The exercise - Each entry below is to be given again word for word, with no pictures.

Entries provided -

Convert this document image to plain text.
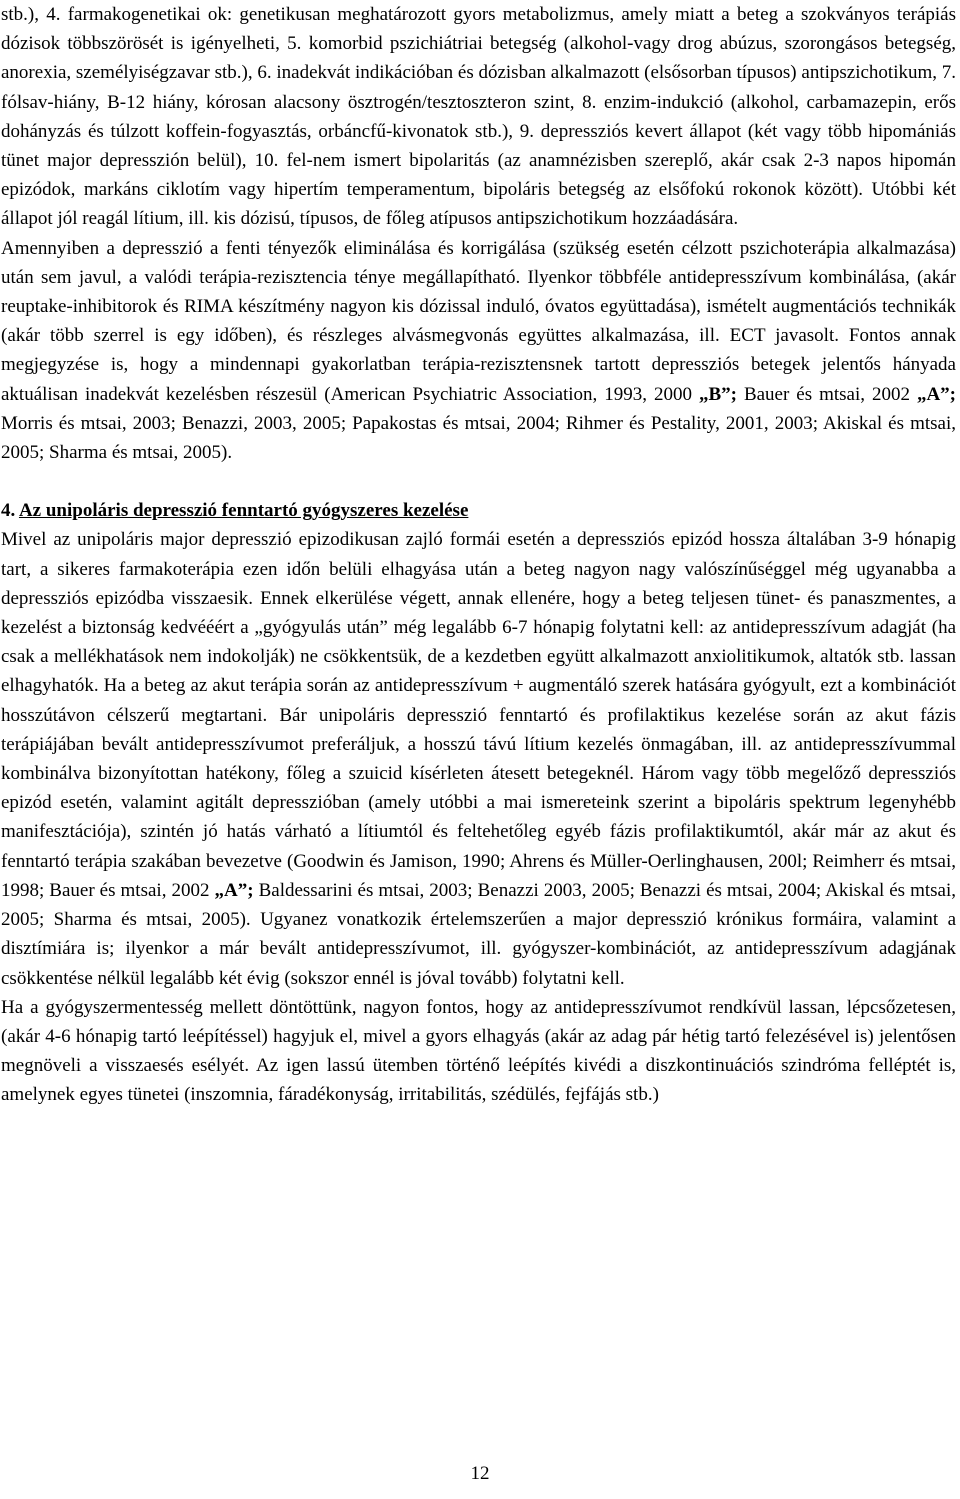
stb.), 4. farmakogenetikai ok: genetikusan meghatározott gyors metabolizmus, amely miatt a beteg a szokványos terápiás dózisok többszörösét is igényelheti, 5. komorbid pszichiátriai betegség (alkohol-vagy drog abúzus, szorongásos betegség, anorexia, személyiségzavar stb.), 6. inadekvát indikációban és dózisban alkalmazott (elsősorban típusos) antipszichotikum, 7. fólsav-hiány, B-12 hiány, kórosan alacsony ösztrogén/tesztoszteron szint, 8. enzim-indukció (alkohol, carbamazepin, erős dohányzás és túlzott koffein-fogyasztás, orbáncfű-kivonatok stb.), 9. depressziós kevert állapot (két vagy több hipomániás tünet major depresszión belül), 10. fel-nem ismert bipolaritás (az anamnézisben szereplő, akár csak 2-3 napos hipomán epizódok, markáns ciklotím vagy hipertím temperamentum, bipoláris betegség az elsőfokú rokonok között). Utóbbi két állapot jól reagál lítium, ill. kis dózisú, típusos, de főleg atípusos antipszichotikum hozzáadására.

Amennyiben a depresszió a fenti tényezők eliminálása és korrigálása (szükség esetén célzott pszichoterápia alkalmazása) után sem javul, a valódi terápia-rezisztencia ténye megállapítható. Ilyenkor többféle antidepresszívum kombinálása, (akár reuptake-inhibitorok és RIMA készítmény nagyon kis dózissal induló, óvatos együttadása), ismételt augmentációs technikák (akár több szerrel is egy időben), és részleges alvásmegvonás együttes alkalmazása, ill. ECT javasolt. Fontos annak megjegyzése is, hogy a mindennapi gyakorlatban terápia-rezisztensnek tartott depressziós betegek jelentős hányada aktuálisan inadekvát kezelésben részesül (American Psychiatric Association, 1993, 2000 „B”; Bauer és mtsai, 2002 „A”; Morris és mtsai, 2003; Benazzi, 2003, 2005; Papakostas és mtsai, 2004; Rihmer és Pestality, 2001, 2003; Akiskal és mtsai, 2005; Sharma és mtsai, 2005).

4. Az unipoláris depresszió fenntartó gyógyszeres kezelése

Mivel az unipoláris major depresszió epizodikusan zajló formái esetén a depressziós epizód hossza általában 3-9 hónapig tart, a sikeres farmakoterápia ezen időn belüli elhagyása után a beteg nagyon nagy valószínűséggel még ugyanabba a depressziós epizódba visszaesik. Ennek elkerülése végett, annak ellenére, hogy a beteg teljesen tünet- és panaszmentes, a kezelést a biztonság kedvééért a „gyógyulás után” még legalább 6-7 hónapig folytatni kell: az antidepresszívum adagját (ha csak a mellékhatások nem indokolják) ne csökkentsük, de a kezdetben együtt alkalmazott anxiolitikumok, altatók stb. lassan elhagyhatók. Ha a beteg az akut terápia során az antidepresszívum + augmentáló szerek hatására gyógyult, ezt a kombinációt hosszútávon célszerű megtartani. Bár unipoláris depresszió fenntartó és profilaktikus kezelése során az akut fázis terápiájában bevált antidepresszívumot preferáljuk, a hosszú távú lítium kezelés önmagában, ill. az antidepresszívummal kombinálva bizonyítottan hatékony, főleg a szuicid kísérleten átesett betegeknél. Három vagy több megelőző depressziós epizód esetén, valamint agitált depresszióban (amely utóbbi a mai ismereteink szerint a bipoláris spektrum legenyhébb manifesztációja), szintén jó hatás várható a lítiumtól és feltehetőleg egyéb fázis profilaktikumtól, akár már az akut és fenntartó terápia szakában bevezetve (Goodwin és Jamison, 1990; Ahrens és Müller-Oerlinghausen, 200l; Reimherr és mtsai, 1998; Bauer és mtsai, 2002 „A”; Baldessarini és mtsai, 2003; Benazzi 2003, 2005; Benazzi és mtsai, 2004; Akiskal és mtsai, 2005; Sharma és mtsai, 2005). Ugyanez vonatkozik értelemszerűen a major depresszió krónikus formáira, valamint a disztímiára is; ilyenkor a már bevált antidepresszívumot, ill. gyógyszer-kombinációt, az antidepresszívum adagjának csökkentése nélkül legalább két évig (sokszor ennél is jóval tovább) folytatni kell.

Ha a gyógyszermentesség mellett döntöttünk, nagyon fontos, hogy az antidepresszívumot rendkívül lassan, lépcsőzetesen, (akár 4-6 hónapig tartó leépítéssel) hagyjuk el, mivel a gyors elhagyás (akár az adag pár hétig tartó felezésével is) jelentősen megnöveli a visszaesés esélyét. Az igen lassú ütemben történő leépítés kivédi a diszkontinuációs szindróma felléptét is, amelynek egyes tünetei (inszomnia, fáradékonyság, irritabilitás, szédülés, fejfájás stb.)

12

Answer -
Convert this document image to plain text.
stb.), 4. farmakogenetikai ok: genetikusan meghatározott gyors metabolizmus, amely miatt a beteg a szokványos terápiás dózisok többszörösét is igényelheti, 5. komorbid pszichiátriai betegség (alkohol-vagy drog abúzus, szorongásos betegség, anorexia, személyiségzavar stb.), 6. inadekvát indikációban és dózisban alkalmazott (elsősorban típusos) antipszichotikum, 7. fólsav-hiány, B-12 hiány, kórosan alacsony ösztrogén/tesztoszteron szint, 8. enzim-indukció (alkohol, carbamazepin, erős dohányzás és túlzott koffein-fogyasztás, orbáncfű-kivonatok stb.), 9. depressziós kevert állapot (két vagy több hipomániás tünet major depresszión belül), 10. fel-nem ismert bipolaritás (az anamnézisben szereplő, akár csak 2-3 napos hipomán epizódok, markáns ciklotím vagy hipertím temperamentum, bipoláris betegség az elsőfokú rokonok között). Utóbbi két állapot jól reagál lítium, ill. kis dózisú, típusos, de főleg atípusos antipszichotikum hozzáadására.

Amennyiben a depresszió a fenti tényezők eliminálása és korrigálása (szükség esetén célzott pszichoterápia alkalmazása) után sem javul, a valódi terápia-rezisztencia ténye megállapítható. Ilyenkor többféle antidepresszívum kombinálása, (akár reuptake-inhibitorok és RIMA készítmény nagyon kis dózissal induló, óvatos együttadása), ismételt augmentációs technikák (akár több szerrel is egy időben), és részleges alvásmegvonás együttes alkalmazása, ill. ECT javasolt. Fontos annak megjegyzése is, hogy a mindennapi gyakorlatban terápia-rezisztensnek tartott depressziós betegek jelentős hányada aktuálisan inadekvát kezelésben részesül (American Psychiatric Association, 1993, 2000 „B”; Bauer és mtsai, 2002 „A”; Morris és mtsai, 2003; Benazzi, 2003, 2005; Papakostas és mtsai, 2004; Rihmer és Pestality, 2001, 2003; Akiskal és mtsai, 2005; Sharma és mtsai, 2005).

4. Az unipoláris depresszió fenntartó gyógyszeres kezelése

Mivel az unipoláris major depresszió epizodikusan zajló formái esetén a depressziós epizód hossza általában 3-9 hónapig tart, a sikeres farmakoterápia ezen időn belüli elhagyása után a beteg nagyon nagy valószínűséggel még ugyanabba a depressziós epizódba visszaesik. Ennek elkerülése végett, annak ellenére, hogy a beteg teljesen tünet- és panaszmentes, a kezelést a biztonság kedvééért a „gyógyulás után” még legalább 6-7 hónapig folytatni kell: az antidepresszívum adagját (ha csak a mellékhatások nem indokolják) ne csökkentsük, de a kezdetben együtt alkalmazott anxiolitikumok, altatók stb. lassan elhagyhatók. Ha a beteg az akut terápia során az antidepresszívum + augmentáló szerek hatására gyógyult, ezt a kombinációt hosszútávon célszerű megtartani. Bár unipoláris depresszió fenntartó és profilaktikus kezelése során az akut fázis terápiájában bevált antidepresszívumot preferáljuk, a hosszú távú lítium kezelés önmagában, ill. az antidepresszívummal kombinálva bizonyítottan hatékony, főleg a szuicid kísérleten átesett betegeknél. Három vagy több megelőző depressziós epizód esetén, valamint agitált depresszióban (amely utóbbi a mai ismereteink szerint a bipoláris spektrum legenyhébb manifesztációja), szintén jó hatás várható a lítiumtól és feltehetőleg egyéb fázis profilaktikumtól, akár már az akut és fenntartó terápia szakában bevezetve (Goodwin és Jamison, 1990; Ahrens és Müller-Oerlinghausen, 200l; Reimherr és mtsai, 1998; Bauer és mtsai, 2002 „A”; Baldessarini és mtsai, 2003; Benazzi 2003, 2005; Benazzi és mtsai, 2004; Akiskal és mtsai, 2005; Sharma és mtsai, 2005). Ugyanez vonatkozik értelemszerűen a major depresszió krónikus formáira, valamint a disztímiára is; ilyenkor a már bevált antidepresszívumot, ill. gyógyszer-kombinációt, az antidepresszívum adagjának csökkentése nélkül legalább két évig (sokszor ennél is jóval tovább) folytatni kell.

Ha a gyógyszermentesség mellett döntöttünk, nagyon fontos, hogy az antidepresszívumot rendkívül lassan, lépcsőzetesen, (akár 4-6 hónapig tartó leépítéssel) hagyjuk el, mivel a gyors elhagyás (akár az adag pár hétig tartó felezésével is) jelentősen megnöveli a visszaesés esélyét. Az igen lassú ütemben történő leépítés kivédi a diszkontinuációs szindróma felléptét is, amelynek egyes tünetei (inszomnia, fáradékonyság, irritabilitás, szédülés, fejfájás stb.)

12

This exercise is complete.